* BEGIN Data for this task *

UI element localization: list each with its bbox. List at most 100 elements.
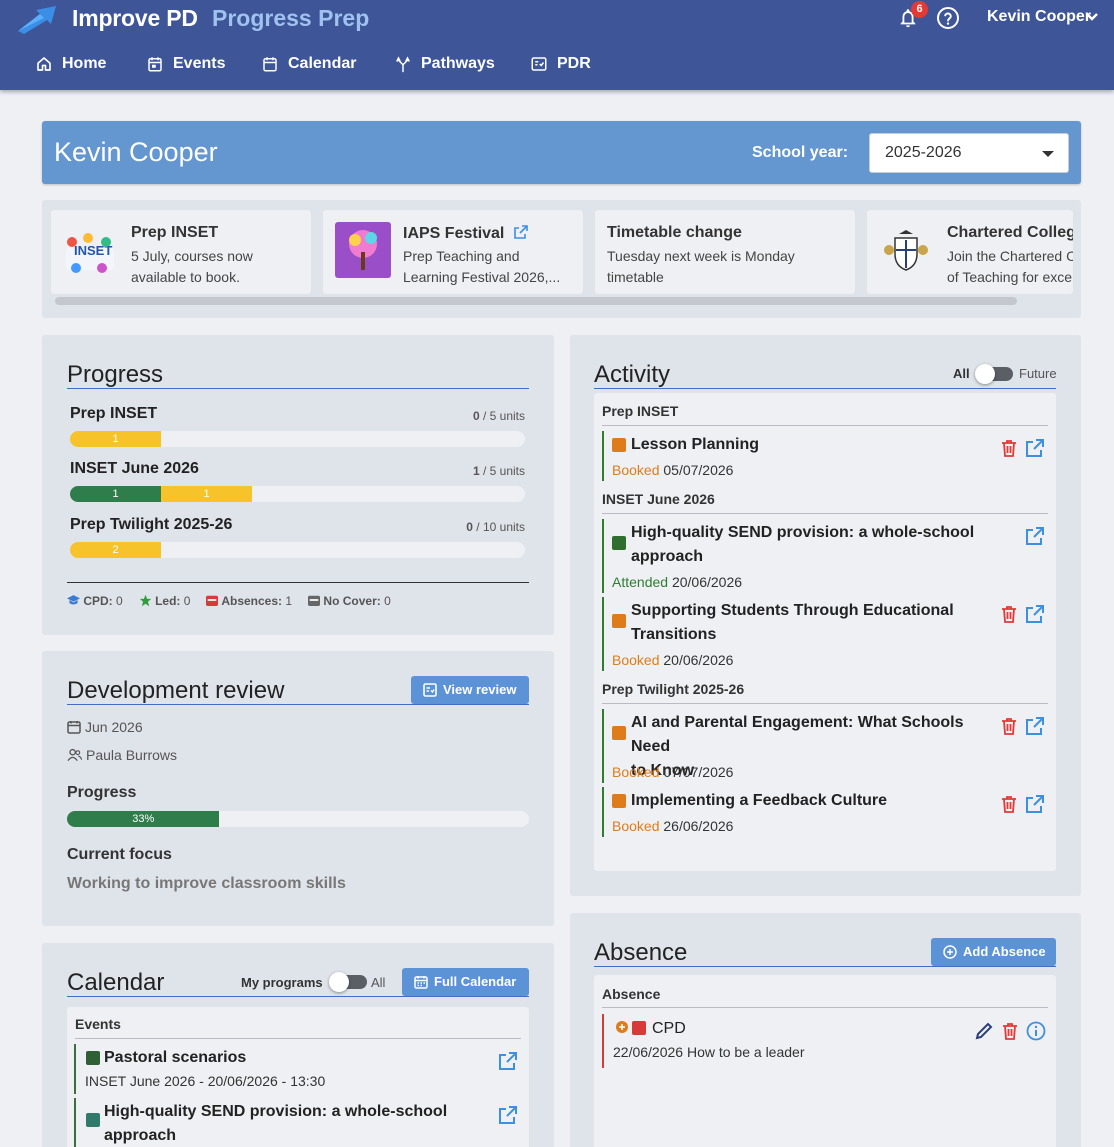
progress-segment-booked: 2 [70, 542, 161, 558]
calendar-filter-toggle[interactable] [329, 972, 367, 992]
divider [594, 388, 1056, 389]
program-units: 1 / 5 units [473, 464, 525, 478]
external-link-icon[interactable] [498, 1105, 518, 1125]
news-card[interactable]: Chartered College Join the Chartered C of… [867, 210, 1073, 294]
absence-item[interactable]: CPD 22/06/2026 How to be a leader [602, 1014, 1049, 1068]
divider [67, 388, 529, 389]
news-card[interactable]: INSET Prep INSET 5 July, courses now avai… [51, 210, 311, 294]
nav-label: PDR [557, 55, 591, 72]
info-icon[interactable] [1026, 1021, 1046, 1041]
absences-stat: Absences: 1 [206, 594, 292, 608]
stat-label: No Cover: [323, 594, 381, 608]
activity-date: 26/06/2026 [663, 818, 734, 834]
activity-item[interactable]: AI and Parental Engagement: What Schools… [602, 709, 1049, 783]
activity-item[interactable]: High-quality SEND provision: a whole-sch… [602, 519, 1049, 593]
event-title: High-quality SEND provision: a whole-sch… [104, 1100, 447, 1147]
nav-home[interactable]: Home [35, 52, 106, 76]
delete-icon[interactable] [999, 716, 1019, 736]
stat-value: 0 [183, 594, 191, 608]
user-menu[interactable]: Kevin Cooper [987, 8, 1091, 26]
activity-item[interactable]: Implementing a Feedback Culture Booked 26… [602, 787, 1049, 837]
nav-calendar[interactable]: Calendar [261, 52, 356, 76]
activity-title-line: AI and Parental Engagement: What Schools… [631, 714, 964, 755]
full-calendar-button[interactable]: Full Calendar [402, 968, 529, 996]
group-header: Absence [602, 986, 661, 1002]
absence-title: Absence [594, 939, 688, 966]
help-icon[interactable] [936, 6, 960, 30]
edit-pencil-icon[interactable] [974, 1021, 994, 1041]
program-progress-bar: 2 [70, 542, 525, 558]
add-absence-button[interactable]: Add Absence [931, 938, 1056, 966]
review-date-text: Jun 2026 [85, 719, 143, 735]
pending-icon [616, 1021, 628, 1033]
calendar-events-panel: Events Pastoral scenarios INSET June 202… [67, 1007, 529, 1147]
activity-status: Booked [612, 462, 660, 478]
program-name: Prep INSET [70, 405, 158, 422]
activity-item[interactable]: Lesson Planning Booked 05/07/2026 [602, 431, 1049, 481]
graduation-cap-icon [67, 595, 80, 605]
nav-events[interactable]: Events [146, 52, 225, 76]
news-desc: Join the Chartered C of Teaching for exce [947, 246, 1073, 288]
top-bar: Improve PD Progress Prep 6 Kevin Cooper … [0, 0, 1114, 90]
chevron-down-icon[interactable] [1085, 11, 1099, 23]
news-card[interactable]: IAPS Festival Prep Teaching and Learning … [323, 210, 583, 294]
development-review-card: Development review View review Jun 2026 … [42, 651, 554, 926]
nav-label: Calendar [288, 55, 357, 72]
activity-status-line: Booked 26/06/2026 [612, 818, 733, 834]
program-progress-bar: 11 [70, 486, 525, 502]
inset-logo-icon: INSET [66, 233, 114, 273]
delete-icon[interactable] [1000, 1021, 1020, 1041]
stat-value: 0 [384, 594, 391, 608]
progress-card: Progress CPD: 0 Led: 0 Absences: 1 No Co… [42, 335, 554, 635]
activity-status-line: Booked 20/06/2026 [612, 652, 733, 668]
calendar-event-item[interactable]: High-quality SEND provision: a whole-sch… [74, 1098, 522, 1147]
toggle-label-future: Future [1019, 366, 1057, 381]
activity-filter-toggle[interactable] [975, 364, 1013, 384]
external-link-icon[interactable] [513, 224, 529, 240]
external-link-icon[interactable] [1025, 604, 1045, 624]
school-year-label: School year: [752, 144, 849, 161]
nav-pathways[interactable]: Pathways [394, 52, 495, 76]
news-title: Prep INSET [131, 224, 219, 241]
activity-status-line: Booked 05/07/2026 [612, 462, 733, 478]
progress-segment-booked: 1 [70, 431, 161, 447]
divider [67, 582, 529, 583]
activity-title: Implementing a Feedback Culture [631, 789, 1001, 813]
review-icon [423, 683, 437, 697]
horizontal-scrollbar[interactable] [55, 297, 1017, 305]
activity-date: 20/06/2026 [663, 652, 734, 668]
calendar-event-item[interactable]: Pastoral scenarios INSET June 2026 - 20/… [74, 1044, 522, 1094]
delete-icon[interactable] [999, 604, 1019, 624]
delete-icon[interactable] [999, 438, 1019, 458]
nav-pdr[interactable]: PDR [530, 52, 591, 76]
profile-name: Kevin Cooper [54, 137, 218, 167]
absence-reason: How to be a leader [686, 1044, 805, 1060]
view-review-button[interactable]: View review [411, 676, 529, 704]
delete-icon[interactable] [999, 794, 1019, 814]
nav-label: Home [62, 55, 107, 72]
activity-item[interactable]: Supporting Students Through Educational T… [602, 597, 1049, 671]
school-year-select[interactable]: 2025-2026 [869, 133, 1069, 173]
external-link-icon[interactable] [498, 1051, 518, 1071]
external-link-icon[interactable] [1025, 526, 1045, 546]
calendar-icon [67, 721, 81, 734]
activity-title: Lesson Planning [631, 433, 1001, 457]
divider [67, 704, 529, 705]
brand-name[interactable]: Improve PD [72, 5, 198, 32]
program-units: 0 / 5 units [473, 409, 525, 423]
calendar-card: Calendar My programs All Full Calendar E… [42, 943, 554, 1147]
review-progress-fill: 33% [67, 811, 220, 827]
activity-title: Activity [594, 361, 671, 388]
activity-title-line: Lesson Planning [631, 436, 760, 453]
news-title: Timetable change [607, 224, 742, 241]
pdr-icon [531, 57, 547, 71]
news-title: Chartered College [947, 224, 1073, 241]
external-link-icon[interactable] [1025, 794, 1045, 814]
pathways-icon [396, 56, 410, 73]
external-link-icon[interactable] [1025, 438, 1045, 458]
profile-bar: Kevin Cooper School year: 2025-2026 [42, 121, 1081, 184]
external-link-icon[interactable] [1025, 716, 1045, 736]
news-card[interactable]: Timetable change Tuesday next week is Mo… [595, 210, 855, 294]
news-line: timetable [607, 269, 664, 285]
booked-icon [612, 794, 626, 808]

* END Data for this task *

Set down verbatim the stretch of rows from the line containing "progress-segment-booked: 2 [70, 542, 161, 558]" through the line containing "activity-date: 26/06/2026 [663, 818, 734, 834]", both included.

Output of the exercise:
progress-segment-booked: 2 [70, 542, 161, 558]
calendar-filter-toggle[interactable] [329, 972, 367, 992]
divider [594, 388, 1056, 389]
program-units: 1 / 5 units [473, 464, 525, 478]
external-link-icon[interactable] [498, 1105, 518, 1125]
news-card[interactable]: Chartered College Join the Chartered C of… [867, 210, 1073, 294]
absence-item[interactable]: CPD 22/06/2026 How to be a leader [602, 1014, 1049, 1068]
divider [67, 388, 529, 389]
news-card[interactable]: INSET Prep INSET 5 July, courses now avai… [51, 210, 311, 294]
nav-label: PDR [557, 55, 591, 72]
info-icon[interactable] [1026, 1021, 1046, 1041]
absences-stat: Absences: 1 [206, 594, 292, 608]
stat-label: No Cover: [323, 594, 381, 608]
activity-date: 26/06/2026 [663, 818, 734, 834]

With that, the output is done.